▶ **AIM**
Reproduce each line from the records that holds "date".

▶ **INFORMATION PROVIDED**
+-------+

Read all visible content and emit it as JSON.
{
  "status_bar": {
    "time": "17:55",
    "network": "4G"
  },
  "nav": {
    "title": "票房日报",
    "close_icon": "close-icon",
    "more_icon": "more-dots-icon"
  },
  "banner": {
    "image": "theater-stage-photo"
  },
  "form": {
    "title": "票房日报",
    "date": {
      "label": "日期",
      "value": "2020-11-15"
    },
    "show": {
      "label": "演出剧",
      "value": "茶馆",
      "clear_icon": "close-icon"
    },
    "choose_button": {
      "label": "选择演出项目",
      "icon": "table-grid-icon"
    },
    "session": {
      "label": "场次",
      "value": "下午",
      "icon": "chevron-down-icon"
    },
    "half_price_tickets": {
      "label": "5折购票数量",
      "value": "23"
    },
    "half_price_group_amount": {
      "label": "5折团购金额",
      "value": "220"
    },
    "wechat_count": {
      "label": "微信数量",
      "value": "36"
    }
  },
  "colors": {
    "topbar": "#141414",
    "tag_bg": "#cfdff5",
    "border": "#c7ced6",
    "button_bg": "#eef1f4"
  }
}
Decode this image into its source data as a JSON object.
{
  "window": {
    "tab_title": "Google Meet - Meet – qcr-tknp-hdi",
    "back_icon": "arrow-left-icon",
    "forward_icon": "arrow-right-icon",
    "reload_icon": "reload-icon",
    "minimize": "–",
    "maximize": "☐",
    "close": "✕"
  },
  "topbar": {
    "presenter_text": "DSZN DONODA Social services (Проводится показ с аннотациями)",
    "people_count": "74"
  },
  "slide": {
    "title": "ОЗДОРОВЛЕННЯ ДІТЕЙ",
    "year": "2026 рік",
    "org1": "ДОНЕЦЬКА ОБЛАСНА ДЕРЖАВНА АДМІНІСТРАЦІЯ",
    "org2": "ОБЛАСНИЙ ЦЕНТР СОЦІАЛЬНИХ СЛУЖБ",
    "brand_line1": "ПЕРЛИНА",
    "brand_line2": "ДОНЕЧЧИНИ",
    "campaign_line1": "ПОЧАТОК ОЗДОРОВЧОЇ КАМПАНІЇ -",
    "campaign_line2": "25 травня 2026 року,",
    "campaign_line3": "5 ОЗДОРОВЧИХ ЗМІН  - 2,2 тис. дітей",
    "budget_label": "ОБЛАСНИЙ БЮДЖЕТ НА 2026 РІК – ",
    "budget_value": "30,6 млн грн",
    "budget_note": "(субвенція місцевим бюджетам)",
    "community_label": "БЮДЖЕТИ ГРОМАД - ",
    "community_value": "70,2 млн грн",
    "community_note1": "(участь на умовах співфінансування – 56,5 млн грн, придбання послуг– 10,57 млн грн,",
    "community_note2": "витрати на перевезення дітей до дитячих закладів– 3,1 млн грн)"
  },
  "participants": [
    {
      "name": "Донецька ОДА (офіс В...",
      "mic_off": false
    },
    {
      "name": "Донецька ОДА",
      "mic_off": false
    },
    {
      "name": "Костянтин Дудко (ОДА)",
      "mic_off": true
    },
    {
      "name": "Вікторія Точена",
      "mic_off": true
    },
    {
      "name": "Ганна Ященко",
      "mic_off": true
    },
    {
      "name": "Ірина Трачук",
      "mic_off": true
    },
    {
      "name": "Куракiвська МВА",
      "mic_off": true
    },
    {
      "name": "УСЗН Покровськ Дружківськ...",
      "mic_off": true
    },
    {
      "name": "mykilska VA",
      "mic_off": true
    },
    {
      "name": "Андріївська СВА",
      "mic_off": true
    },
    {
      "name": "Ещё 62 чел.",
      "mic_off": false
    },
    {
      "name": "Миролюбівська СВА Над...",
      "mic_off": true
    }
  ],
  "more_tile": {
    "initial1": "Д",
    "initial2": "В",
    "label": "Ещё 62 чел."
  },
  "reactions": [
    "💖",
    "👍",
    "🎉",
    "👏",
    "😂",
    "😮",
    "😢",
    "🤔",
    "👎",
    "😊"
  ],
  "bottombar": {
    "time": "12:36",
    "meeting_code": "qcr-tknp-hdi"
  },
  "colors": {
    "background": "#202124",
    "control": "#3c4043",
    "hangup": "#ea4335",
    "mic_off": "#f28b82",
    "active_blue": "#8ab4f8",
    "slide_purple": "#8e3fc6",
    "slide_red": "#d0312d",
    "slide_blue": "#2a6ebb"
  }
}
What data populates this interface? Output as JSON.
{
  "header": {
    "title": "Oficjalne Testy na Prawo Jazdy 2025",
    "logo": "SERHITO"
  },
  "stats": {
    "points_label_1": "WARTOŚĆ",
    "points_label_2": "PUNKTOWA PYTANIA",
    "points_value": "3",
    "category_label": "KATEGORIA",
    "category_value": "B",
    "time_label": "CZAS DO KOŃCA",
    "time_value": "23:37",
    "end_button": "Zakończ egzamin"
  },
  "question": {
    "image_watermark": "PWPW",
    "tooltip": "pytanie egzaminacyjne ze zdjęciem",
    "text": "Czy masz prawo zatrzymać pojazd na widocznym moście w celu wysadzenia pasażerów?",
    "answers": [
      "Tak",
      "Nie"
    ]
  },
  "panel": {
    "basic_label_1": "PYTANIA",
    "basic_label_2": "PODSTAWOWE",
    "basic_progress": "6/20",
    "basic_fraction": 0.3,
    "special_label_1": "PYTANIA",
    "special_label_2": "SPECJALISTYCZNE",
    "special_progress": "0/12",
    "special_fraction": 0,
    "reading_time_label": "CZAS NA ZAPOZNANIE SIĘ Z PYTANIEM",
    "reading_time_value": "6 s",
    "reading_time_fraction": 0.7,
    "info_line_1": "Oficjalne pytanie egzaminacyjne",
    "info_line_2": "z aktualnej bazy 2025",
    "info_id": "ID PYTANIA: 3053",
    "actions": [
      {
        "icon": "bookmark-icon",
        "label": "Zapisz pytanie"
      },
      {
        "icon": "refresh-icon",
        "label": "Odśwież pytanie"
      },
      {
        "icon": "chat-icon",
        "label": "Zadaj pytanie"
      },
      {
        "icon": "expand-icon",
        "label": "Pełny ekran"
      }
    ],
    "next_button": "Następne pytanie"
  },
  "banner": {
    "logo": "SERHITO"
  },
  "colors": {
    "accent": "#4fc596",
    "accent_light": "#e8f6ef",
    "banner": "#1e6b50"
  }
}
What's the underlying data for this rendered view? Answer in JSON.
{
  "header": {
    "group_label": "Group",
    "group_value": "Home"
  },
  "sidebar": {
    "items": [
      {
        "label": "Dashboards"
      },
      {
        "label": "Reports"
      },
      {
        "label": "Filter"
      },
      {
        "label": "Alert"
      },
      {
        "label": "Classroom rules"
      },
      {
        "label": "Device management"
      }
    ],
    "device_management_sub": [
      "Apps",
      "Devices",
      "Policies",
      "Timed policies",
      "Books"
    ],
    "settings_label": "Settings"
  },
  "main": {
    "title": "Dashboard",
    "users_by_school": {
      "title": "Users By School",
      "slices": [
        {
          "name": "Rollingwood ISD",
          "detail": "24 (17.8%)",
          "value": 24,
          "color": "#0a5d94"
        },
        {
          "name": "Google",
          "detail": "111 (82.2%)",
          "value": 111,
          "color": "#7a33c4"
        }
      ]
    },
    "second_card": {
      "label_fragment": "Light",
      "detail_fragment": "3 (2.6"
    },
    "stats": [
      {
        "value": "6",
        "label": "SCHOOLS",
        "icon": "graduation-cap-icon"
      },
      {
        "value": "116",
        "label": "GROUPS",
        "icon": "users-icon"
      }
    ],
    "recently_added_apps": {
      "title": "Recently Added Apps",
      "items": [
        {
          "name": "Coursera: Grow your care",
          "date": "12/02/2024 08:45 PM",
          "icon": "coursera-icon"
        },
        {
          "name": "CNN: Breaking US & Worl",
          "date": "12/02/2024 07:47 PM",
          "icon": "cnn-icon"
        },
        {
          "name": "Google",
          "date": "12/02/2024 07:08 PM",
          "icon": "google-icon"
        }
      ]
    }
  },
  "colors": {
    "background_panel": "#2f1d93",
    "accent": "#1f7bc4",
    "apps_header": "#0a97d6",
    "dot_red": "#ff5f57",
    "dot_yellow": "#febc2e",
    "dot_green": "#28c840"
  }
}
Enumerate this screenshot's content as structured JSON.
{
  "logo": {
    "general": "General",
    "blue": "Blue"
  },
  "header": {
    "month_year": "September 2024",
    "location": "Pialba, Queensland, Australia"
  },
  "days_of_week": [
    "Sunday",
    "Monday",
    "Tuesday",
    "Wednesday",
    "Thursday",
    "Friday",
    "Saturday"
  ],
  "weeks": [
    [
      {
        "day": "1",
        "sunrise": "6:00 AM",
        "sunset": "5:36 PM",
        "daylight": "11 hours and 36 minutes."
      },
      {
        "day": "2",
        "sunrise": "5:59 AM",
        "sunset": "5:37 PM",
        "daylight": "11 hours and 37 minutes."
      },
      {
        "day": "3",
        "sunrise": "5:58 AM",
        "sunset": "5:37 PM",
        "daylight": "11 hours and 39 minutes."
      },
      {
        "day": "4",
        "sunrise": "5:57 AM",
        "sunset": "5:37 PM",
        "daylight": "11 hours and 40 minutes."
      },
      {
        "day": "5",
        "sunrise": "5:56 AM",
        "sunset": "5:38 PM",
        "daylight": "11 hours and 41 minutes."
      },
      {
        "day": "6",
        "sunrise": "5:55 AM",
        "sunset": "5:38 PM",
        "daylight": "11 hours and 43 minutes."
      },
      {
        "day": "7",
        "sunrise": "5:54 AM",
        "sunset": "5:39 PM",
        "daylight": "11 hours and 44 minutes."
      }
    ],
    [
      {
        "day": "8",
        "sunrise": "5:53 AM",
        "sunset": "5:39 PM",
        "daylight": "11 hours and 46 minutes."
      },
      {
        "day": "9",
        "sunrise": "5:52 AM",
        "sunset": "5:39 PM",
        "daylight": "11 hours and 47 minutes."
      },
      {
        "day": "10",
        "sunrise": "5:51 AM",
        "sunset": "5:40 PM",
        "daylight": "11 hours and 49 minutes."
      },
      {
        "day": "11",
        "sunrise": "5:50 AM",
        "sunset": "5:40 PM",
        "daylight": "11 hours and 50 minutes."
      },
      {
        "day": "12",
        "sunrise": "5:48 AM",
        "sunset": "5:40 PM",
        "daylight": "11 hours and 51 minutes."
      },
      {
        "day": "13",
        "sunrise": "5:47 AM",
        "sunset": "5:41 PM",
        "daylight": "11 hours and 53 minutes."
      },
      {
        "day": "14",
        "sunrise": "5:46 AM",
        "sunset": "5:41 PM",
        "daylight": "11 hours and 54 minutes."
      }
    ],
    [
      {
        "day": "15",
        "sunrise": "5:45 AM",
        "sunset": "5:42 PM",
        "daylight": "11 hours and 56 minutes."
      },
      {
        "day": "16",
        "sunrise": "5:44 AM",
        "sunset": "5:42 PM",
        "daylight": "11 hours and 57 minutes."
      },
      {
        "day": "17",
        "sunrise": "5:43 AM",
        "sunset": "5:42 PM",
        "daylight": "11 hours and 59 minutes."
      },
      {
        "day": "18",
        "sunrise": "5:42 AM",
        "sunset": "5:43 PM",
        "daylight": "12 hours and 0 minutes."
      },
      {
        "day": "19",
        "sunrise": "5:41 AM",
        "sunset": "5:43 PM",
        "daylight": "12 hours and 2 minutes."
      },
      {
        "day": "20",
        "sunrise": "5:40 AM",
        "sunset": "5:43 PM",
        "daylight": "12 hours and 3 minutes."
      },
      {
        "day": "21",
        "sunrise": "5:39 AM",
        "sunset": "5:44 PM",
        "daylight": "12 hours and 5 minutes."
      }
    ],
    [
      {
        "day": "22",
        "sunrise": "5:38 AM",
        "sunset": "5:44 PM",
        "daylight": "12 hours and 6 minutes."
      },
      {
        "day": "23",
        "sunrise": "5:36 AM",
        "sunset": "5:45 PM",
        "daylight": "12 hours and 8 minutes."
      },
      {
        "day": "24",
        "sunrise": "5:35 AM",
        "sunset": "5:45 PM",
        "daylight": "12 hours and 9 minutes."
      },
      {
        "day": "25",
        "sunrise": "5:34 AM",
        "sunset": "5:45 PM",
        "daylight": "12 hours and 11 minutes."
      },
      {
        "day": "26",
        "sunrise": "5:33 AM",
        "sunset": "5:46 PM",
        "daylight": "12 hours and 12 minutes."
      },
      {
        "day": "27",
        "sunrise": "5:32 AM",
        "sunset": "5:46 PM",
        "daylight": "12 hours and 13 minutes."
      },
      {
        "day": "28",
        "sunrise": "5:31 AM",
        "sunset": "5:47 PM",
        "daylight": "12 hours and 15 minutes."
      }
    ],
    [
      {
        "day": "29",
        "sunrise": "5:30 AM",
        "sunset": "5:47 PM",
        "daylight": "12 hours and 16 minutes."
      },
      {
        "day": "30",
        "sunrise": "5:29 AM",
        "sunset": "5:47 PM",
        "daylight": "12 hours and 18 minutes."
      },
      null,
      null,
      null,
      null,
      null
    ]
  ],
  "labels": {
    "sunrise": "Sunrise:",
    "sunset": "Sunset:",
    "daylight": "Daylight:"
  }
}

+-------+

▶ **SOLVED PROBLEM**
    "date": {
          "date": "12/02/2024 08:45 PM",
          "date": "12/02/2024 07:47 PM",
          "date": "12/02/2024 07:08 PM",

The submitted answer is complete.